-- start --

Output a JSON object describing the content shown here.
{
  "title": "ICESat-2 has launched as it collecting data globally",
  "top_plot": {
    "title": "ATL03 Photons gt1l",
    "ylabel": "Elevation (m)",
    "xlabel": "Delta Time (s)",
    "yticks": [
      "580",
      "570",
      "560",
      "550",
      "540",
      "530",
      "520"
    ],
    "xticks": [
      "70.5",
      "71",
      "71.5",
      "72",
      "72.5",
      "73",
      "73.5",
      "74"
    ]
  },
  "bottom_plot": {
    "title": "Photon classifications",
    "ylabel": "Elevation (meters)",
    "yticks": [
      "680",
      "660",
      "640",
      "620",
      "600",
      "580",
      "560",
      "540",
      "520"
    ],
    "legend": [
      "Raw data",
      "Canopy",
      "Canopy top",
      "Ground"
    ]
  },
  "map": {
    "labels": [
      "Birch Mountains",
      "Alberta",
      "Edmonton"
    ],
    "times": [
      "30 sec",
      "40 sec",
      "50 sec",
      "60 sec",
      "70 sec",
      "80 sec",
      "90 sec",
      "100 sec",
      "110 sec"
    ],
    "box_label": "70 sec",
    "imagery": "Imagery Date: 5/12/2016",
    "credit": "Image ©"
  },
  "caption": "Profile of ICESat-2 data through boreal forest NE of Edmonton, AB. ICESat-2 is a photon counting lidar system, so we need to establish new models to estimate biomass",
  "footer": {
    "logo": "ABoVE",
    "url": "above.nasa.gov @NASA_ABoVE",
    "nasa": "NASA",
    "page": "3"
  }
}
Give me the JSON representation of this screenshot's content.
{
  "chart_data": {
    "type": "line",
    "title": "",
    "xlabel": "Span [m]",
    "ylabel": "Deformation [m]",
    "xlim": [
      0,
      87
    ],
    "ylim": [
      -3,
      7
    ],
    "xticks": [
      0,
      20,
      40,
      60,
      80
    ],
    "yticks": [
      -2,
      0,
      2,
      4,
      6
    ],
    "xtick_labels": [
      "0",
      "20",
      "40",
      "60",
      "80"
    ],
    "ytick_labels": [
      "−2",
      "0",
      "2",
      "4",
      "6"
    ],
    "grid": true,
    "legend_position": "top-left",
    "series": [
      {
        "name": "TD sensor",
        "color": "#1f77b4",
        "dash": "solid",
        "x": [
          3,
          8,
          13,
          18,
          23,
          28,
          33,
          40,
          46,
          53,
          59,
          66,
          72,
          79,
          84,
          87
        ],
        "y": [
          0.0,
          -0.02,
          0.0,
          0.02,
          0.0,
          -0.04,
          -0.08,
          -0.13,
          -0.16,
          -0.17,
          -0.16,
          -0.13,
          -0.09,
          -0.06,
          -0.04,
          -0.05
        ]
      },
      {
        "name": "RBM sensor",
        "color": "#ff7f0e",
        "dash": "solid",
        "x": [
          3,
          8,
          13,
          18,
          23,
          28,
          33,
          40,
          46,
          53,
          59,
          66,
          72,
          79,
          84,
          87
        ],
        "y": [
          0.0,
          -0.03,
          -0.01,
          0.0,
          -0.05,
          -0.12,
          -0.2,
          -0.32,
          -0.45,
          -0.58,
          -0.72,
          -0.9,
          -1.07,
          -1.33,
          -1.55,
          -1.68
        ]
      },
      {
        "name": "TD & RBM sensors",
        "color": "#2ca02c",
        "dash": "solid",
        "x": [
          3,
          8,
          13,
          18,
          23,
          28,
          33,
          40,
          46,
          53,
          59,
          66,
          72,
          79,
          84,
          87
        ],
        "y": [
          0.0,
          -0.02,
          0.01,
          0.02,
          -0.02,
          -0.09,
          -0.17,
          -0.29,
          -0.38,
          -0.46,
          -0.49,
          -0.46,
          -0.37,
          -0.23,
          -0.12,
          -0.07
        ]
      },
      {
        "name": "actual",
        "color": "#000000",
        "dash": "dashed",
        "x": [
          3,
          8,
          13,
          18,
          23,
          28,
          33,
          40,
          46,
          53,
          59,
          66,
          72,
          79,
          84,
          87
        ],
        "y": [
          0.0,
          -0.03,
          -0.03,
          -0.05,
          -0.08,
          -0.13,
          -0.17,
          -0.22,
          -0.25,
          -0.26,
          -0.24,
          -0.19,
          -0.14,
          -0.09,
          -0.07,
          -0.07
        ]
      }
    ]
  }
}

-- end --

Of the lines in the data, how many contain the word "nasa"? Provide the number and nothing further.

> SOLVED PROBLEM: 2